DATASET EXCERPTS:
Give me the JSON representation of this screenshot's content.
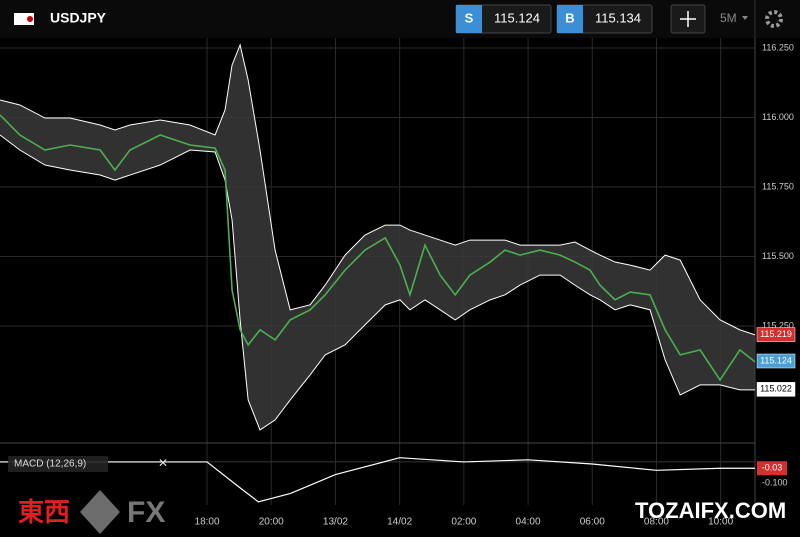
{
  "header": {
    "symbol": "USDJPY",
    "sell_label": "S",
    "sell_price": "115.124",
    "buy_label": "B",
    "buy_price": "115.134",
    "timeframe": "5M"
  },
  "chart_data": {
    "type": "line",
    "x": [
      -6.45,
      -5.83,
      -5.05,
      -4.27,
      -3.33,
      -2.87,
      -2.4,
      -1.46,
      -0.53,
      0.25,
      0.56,
      0.78,
      1.03,
      1.28,
      1.65,
      2.12,
      2.59,
      3.21,
      3.68,
      4.3,
      4.92,
      5.55,
      6.01,
      6.32,
      6.79,
      7.26,
      7.73,
      8.19,
      8.82,
      9.28,
      9.75,
      10.37,
      11.0,
      11.46,
      11.93,
      12.24,
      12.71,
      13.18,
      13.8,
      14.27,
      14.74,
      15.36,
      15.98,
      16.6,
      17.07
    ],
    "series": [
      {
        "color": "#ffffff",
        "values": [
          116.063,
          116.045,
          115.998,
          115.998,
          115.973,
          115.955,
          115.973,
          115.991,
          115.973,
          115.937,
          116.027,
          116.189,
          116.261,
          116.135,
          115.883,
          115.523,
          115.308,
          115.326,
          115.397,
          115.505,
          115.577,
          115.613,
          115.613,
          115.595,
          115.577,
          115.559,
          115.541,
          115.559,
          115.559,
          115.559,
          115.541,
          115.541,
          115.541,
          115.552,
          115.523,
          115.505,
          115.48,
          115.469,
          115.451,
          115.505,
          115.487,
          115.344,
          115.272,
          115.236,
          115.218
        ]
      },
      {
        "color": "#ffffff",
        "values": [
          115.937,
          115.883,
          115.829,
          115.811,
          115.793,
          115.775,
          115.793,
          115.829,
          115.883,
          115.876,
          115.775,
          115.631,
          115.272,
          114.984,
          114.876,
          114.912,
          114.984,
          115.074,
          115.146,
          115.182,
          115.254,
          115.326,
          115.344,
          115.308,
          115.344,
          115.308,
          115.272,
          115.308,
          115.344,
          115.362,
          115.397,
          115.433,
          115.433,
          115.397,
          115.362,
          115.344,
          115.308,
          115.326,
          115.308,
          115.128,
          115.002,
          115.038,
          115.038,
          115.02,
          115.02
        ]
      },
      {
        "color": "#4caf50",
        "values": [
          116.009,
          115.937,
          115.883,
          115.901,
          115.883,
          115.811,
          115.883,
          115.937,
          115.901,
          115.89,
          115.811,
          115.379,
          115.236,
          115.182,
          115.236,
          115.2,
          115.272,
          115.308,
          115.362,
          115.451,
          115.523,
          115.567,
          115.469,
          115.362,
          115.541,
          115.433,
          115.362,
          115.433,
          115.48,
          115.523,
          115.505,
          115.523,
          115.505,
          115.48,
          115.451,
          115.397,
          115.344,
          115.372,
          115.362,
          115.236,
          115.146,
          115.164,
          115.056,
          115.164,
          115.121
        ]
      }
    ],
    "xlim": [
      -6.45,
      17.07
    ],
    "xticks": [
      {
        "value": 0,
        "label": "18:00"
      },
      {
        "value": 2,
        "label": "20:00"
      },
      {
        "value": 4,
        "label": "13/02"
      },
      {
        "value": 6,
        "label": "14/02"
      },
      {
        "value": 8,
        "label": "02:00"
      },
      {
        "value": 10,
        "label": "04:00"
      },
      {
        "value": 12,
        "label": "06:00"
      },
      {
        "value": 14,
        "label": "08:00"
      },
      {
        "value": 16,
        "label": "10:00"
      }
    ],
    "ylim": [
      114.829,
      116.286
    ],
    "yticks": [
      {
        "value": 116.25,
        "label": "116.250"
      },
      {
        "value": 116,
        "label": "116.000"
      },
      {
        "value": 115.75,
        "label": "115.750"
      },
      {
        "value": 115.5,
        "label": "115.500"
      },
      {
        "value": 115.25,
        "label": "115.250"
      }
    ],
    "price_labels": [
      {
        "value": 115.219,
        "label": "115.219",
        "color": "#d32f2f"
      },
      {
        "value": 115.124,
        "label": "115.124",
        "color": "#4a9fd8"
      },
      {
        "value": 115.022,
        "label": "115.022",
        "color": "#ffffff"
      }
    ],
    "grid": true
  },
  "macd": {
    "title": "MACD (12,26,9)",
    "x": [
      -6.45,
      0,
      1.0,
      1.6,
      2.6,
      4,
      6,
      8,
      10,
      12,
      14,
      16,
      17.07
    ],
    "values": [
      0,
      0,
      -0.12,
      -0.19,
      -0.15,
      -0.06,
      0.02,
      0,
      0.01,
      -0.01,
      -0.04,
      -0.03,
      -0.03
    ],
    "color": "#ffffff",
    "ylim": [
      -0.205,
      0.09
    ],
    "yticks": [
      {
        "value": -0.1,
        "label": "-0.100"
      }
    ],
    "last_value": {
      "value": -0.03,
      "label": "-0.03"
    }
  },
  "watermark": {
    "left_cjk": "東西",
    "left_latin": "FX",
    "right": "TOZAIFX.COM"
  }
}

THE EXERCISE: Pull out each line of the entries that contains "color".

FINISHED TASK:
        "color": "#ffffff",
        "color": "#ffffff",
        "color": "#4caf50",
        "color": "#d32f2f"
        "color": "#4a9fd8"
        "color": "#ffffff"
    "color": "#ffffff",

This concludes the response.